* _WRITTEN REQUEST_:
Extract from the listing each line in which the word "data" appears.
>> Start EXCERPTED RECORDS
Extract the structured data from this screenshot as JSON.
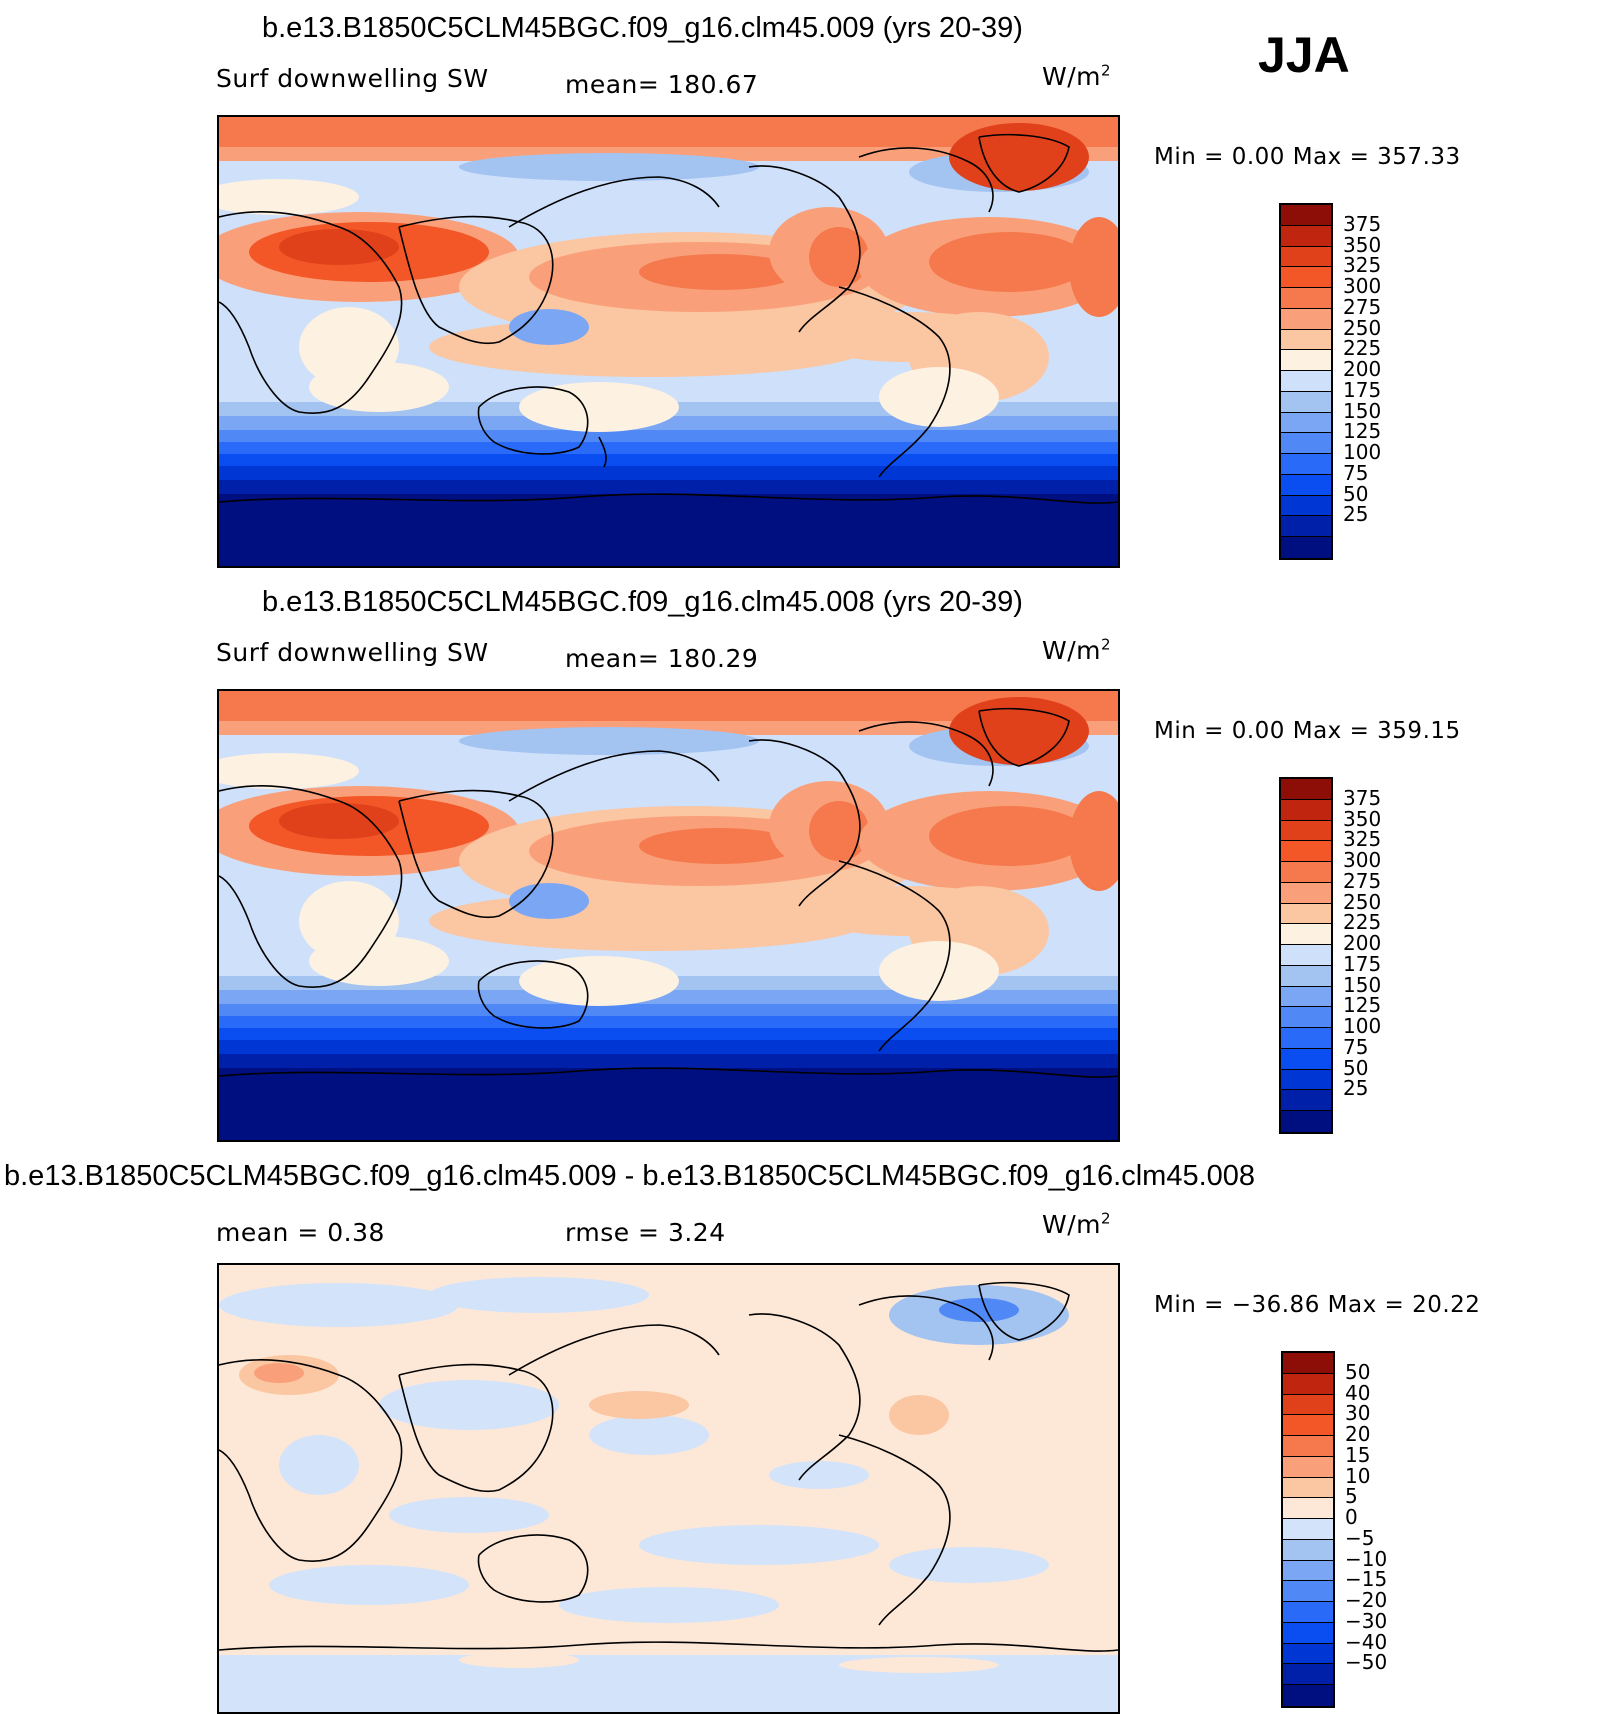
{
  "season": "JJA",
  "colors": {
    "abs": [
      "#000f7f",
      "#0020aa",
      "#0036d4",
      "#0a4df0",
      "#2a6af8",
      "#5089f6",
      "#7ba6f3",
      "#a3c3f1",
      "#cfe0fa",
      "#fdf1e1",
      "#fbc6a2",
      "#f9a07a",
      "#f5794d",
      "#f35727",
      "#e0401a",
      "#bf250f",
      "#8d0e06"
    ],
    "diff": [
      "#000f7f",
      "#0020aa",
      "#0036d4",
      "#0a4df0",
      "#2a6af8",
      "#5089f6",
      "#7ba6f3",
      "#a3c3f1",
      "#d3e3fa",
      "#fde8d7",
      "#fbc6a2",
      "#f9a07a",
      "#f5794d",
      "#f35727",
      "#e0401a",
      "#bf250f",
      "#8d0e06"
    ]
  },
  "panels": [
    {
      "title": "b.e13.B1850C5CLM45BGC.f09_g16.clm45.009 (yrs 20-39)",
      "left_label": "Surf downwelling SW",
      "center_label": "mean=  180.67",
      "units": "W/m",
      "units_exp": "2",
      "minmax": "Min =     0.00  Max  =  357.33",
      "colorbar_labels": [
        "375",
        "350",
        "325",
        "300",
        "275",
        "250",
        "225",
        "200",
        "175",
        "150",
        "125",
        "100",
        "75",
        "50",
        "25"
      ]
    },
    {
      "title": "b.e13.B1850C5CLM45BGC.f09_g16.clm45.008 (yrs 20-39)",
      "left_label": "Surf downwelling SW",
      "center_label": "mean=  180.29",
      "units": "W/m",
      "units_exp": "2",
      "minmax": "Min =     0.00  Max  =  359.15",
      "colorbar_labels": [
        "375",
        "350",
        "325",
        "300",
        "275",
        "250",
        "225",
        "200",
        "175",
        "150",
        "125",
        "100",
        "75",
        "50",
        "25"
      ]
    },
    {
      "title": "b.e13.B1850C5CLM45BGC.f09_g16.clm45.009 - b.e13.B1850C5CLM45BGC.f09_g16.clm45.008",
      "left_label": "mean  =     0.38",
      "center_label": "rmse  =     3.24",
      "units": "W/m",
      "units_exp": "2",
      "minmax": "Min  = −36.86  Max  =    20.22",
      "colorbar_labels": [
        "50",
        "40",
        "30",
        "20",
        "15",
        "10",
        "5",
        "0",
        "−5",
        "−10",
        "−15",
        "−20",
        "−30",
        "−40",
        "−50"
      ]
    }
  ]
}
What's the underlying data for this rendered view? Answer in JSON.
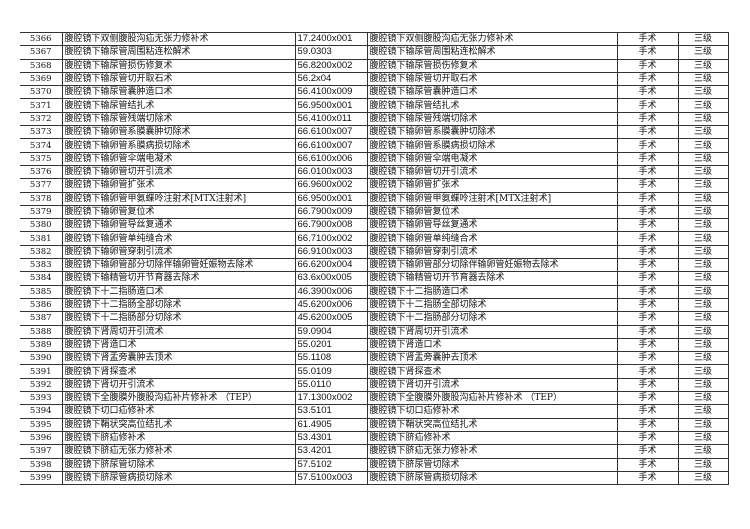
{
  "rows": [
    [
      "5366",
      "腹腔镜下双侧腹股沟疝无张力修补术",
      "17.2400x001",
      "腹腔镜下双侧腹股沟疝无张力修补术",
      "手术",
      "三级"
    ],
    [
      "5367",
      "腹腔镜下输尿管周围粘连松解术",
      "59.0303",
      "腹腔镜下输尿管周围粘连松解术",
      "手术",
      "三级"
    ],
    [
      "5368",
      "腹腔镜下输尿管损伤修复术",
      "56.8200x002",
      "腹腔镜下输尿管损伤修复术",
      "手术",
      "三级"
    ],
    [
      "5369",
      "腹腔镜下输尿管切开取石术",
      "56.2x04",
      "腹腔镜下输尿管切开取石术",
      "手术",
      "三级"
    ],
    [
      "5370",
      "腹腔镜下输尿管囊肿造口术",
      "56.4100x009",
      "腹腔镜下输尿管囊肿造口术",
      "手术",
      "三级"
    ],
    [
      "5371",
      "腹腔镜下输尿管结扎术",
      "56.9500x001",
      "腹腔镜下输尿管结扎术",
      "手术",
      "三级"
    ],
    [
      "5372",
      "腹腔镜下输尿管残端切除术",
      "56.4100x011",
      "腹腔镜下输尿管残端切除术",
      "手术",
      "三级"
    ],
    [
      "5373",
      "腹腔镜下输卵管系膜囊肿切除术",
      "66.6100x007",
      "腹腔镜下输卵管系膜囊肿切除术",
      "手术",
      "三级"
    ],
    [
      "5374",
      "腹腔镜下输卵管系膜病损切除术",
      "66.6100x007",
      "腹腔镜下输卵管系膜病损切除术",
      "手术",
      "三级"
    ],
    [
      "5375",
      "腹腔镜下输卵管伞端电凝术",
      "66.6100x006",
      "腹腔镜下输卵管伞端电凝术",
      "手术",
      "三级"
    ],
    [
      "5376",
      "腹腔镜下输卵管切开引流术",
      "66.0100x003",
      "腹腔镜下输卵管切开引流术",
      "手术",
      "三级"
    ],
    [
      "5377",
      "腹腔镜下输卵管扩张术",
      "66.9600x002",
      "腹腔镜下输卵管扩张术",
      "手术",
      "三级"
    ],
    [
      "5378",
      "腹腔镜下输卵管甲氨蝶呤注射术[MTX注射术]",
      "66.9500x001",
      "腹腔镜下输卵管甲氨蝶呤注射术[MTX注射术]",
      "手术",
      "三级"
    ],
    [
      "5379",
      "腹腔镜下输卵管复位术",
      "66.7900x009",
      "腹腔镜下输卵管复位术",
      "手术",
      "三级"
    ],
    [
      "5380",
      "腹腔镜下输卵管导丝复通术",
      "66.7900x008",
      "腹腔镜下输卵管导丝复通术",
      "手术",
      "三级"
    ],
    [
      "5381",
      "腹腔镜下输卵管单纯缝合术",
      "66.7100x002",
      "腹腔镜下输卵管单纯缝合术",
      "手术",
      "三级"
    ],
    [
      "5382",
      "腹腔镜下输卵管穿刺引流术",
      "66.9100x003",
      "腹腔镜下输卵管穿刺引流术",
      "手术",
      "三级"
    ],
    [
      "5383",
      "腹腔镜下输卵管部分切除伴输卵管妊娠物去除术",
      "66.6200x004",
      "腹腔镜下输卵管部分切除伴输卵管妊娠物去除术",
      "手术",
      "三级"
    ],
    [
      "5384",
      "腹腔镜下输精管切开节育器去除术",
      "63.6x00x005",
      "腹腔镜下输精管切开节育器去除术",
      "手术",
      "三级"
    ],
    [
      "5385",
      "腹腔镜下十二指肠造口术",
      "46.3900x006",
      "腹腔镜下十二指肠造口术",
      "手术",
      "三级"
    ],
    [
      "5386",
      "腹腔镜下十二指肠全部切除术",
      "45.6200x006",
      "腹腔镜下十二指肠全部切除术",
      "手术",
      "三级"
    ],
    [
      "5387",
      "腹腔镜下十二指肠部分切除术",
      "45.6200x005",
      "腹腔镜下十二指肠部分切除术",
      "手术",
      "三级"
    ],
    [
      "5388",
      "腹腔镜下肾周切开引流术",
      "59.0904",
      "腹腔镜下肾周切开引流术",
      "手术",
      "三级"
    ],
    [
      "5389",
      "腹腔镜下肾造口术",
      "55.0201",
      "腹腔镜下肾造口术",
      "手术",
      "三级"
    ],
    [
      "5390",
      "腹腔镜下肾盂旁囊肿去顶术",
      "55.1108",
      "腹腔镜下肾盂旁囊肿去顶术",
      "手术",
      "三级"
    ],
    [
      "5391",
      "腹腔镜下肾探查术",
      "55.0109",
      "腹腔镜下肾探查术",
      "手术",
      "三级"
    ],
    [
      "5392",
      "腹腔镜下肾切开引流术",
      "55.0110",
      "腹腔镜下肾切开引流术",
      "手术",
      "三级"
    ],
    [
      "5393",
      "腹腔镜下全腹膜外腹股沟疝补片修补术 （TEP）",
      "17.1300x002",
      "腹腔镜下全腹膜外腹股沟疝补片修补术 （TEP）",
      "手术",
      "三级"
    ],
    [
      "5394",
      "腹腔镜下切口疝修补术",
      "53.5101",
      "腹腔镜下切口疝修补术",
      "手术",
      "三级"
    ],
    [
      "5395",
      "腹腔镜下鞘状突高位结扎术",
      "61.4905",
      "腹腔镜下鞘状突高位结扎术",
      "手术",
      "三级"
    ],
    [
      "5396",
      "腹腔镜下脐疝修补术",
      "53.4301",
      "腹腔镜下脐疝修补术",
      "手术",
      "三级"
    ],
    [
      "5397",
      "腹腔镜下脐疝无张力修补术",
      "53.4201",
      "腹腔镜下脐疝无张力修补术",
      "手术",
      "三级"
    ],
    [
      "5398",
      "腹腔镜下脐尿管切除术",
      "57.5102",
      "腹腔镜下脐尿管切除术",
      "手术",
      "三级"
    ],
    [
      "5399",
      "腹腔镜下脐尿管病损切除术",
      "57.5100x003",
      "腹腔镜下脐尿管病损切除术",
      "手术",
      "三级"
    ]
  ]
}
>> End EXCERPTED RECORDS
* _ANSWER TO THIS EXERCISE_:
Extract the structured data from this screenshot as JSON.
What's the underlying data for this rendered view? Answer in JSON.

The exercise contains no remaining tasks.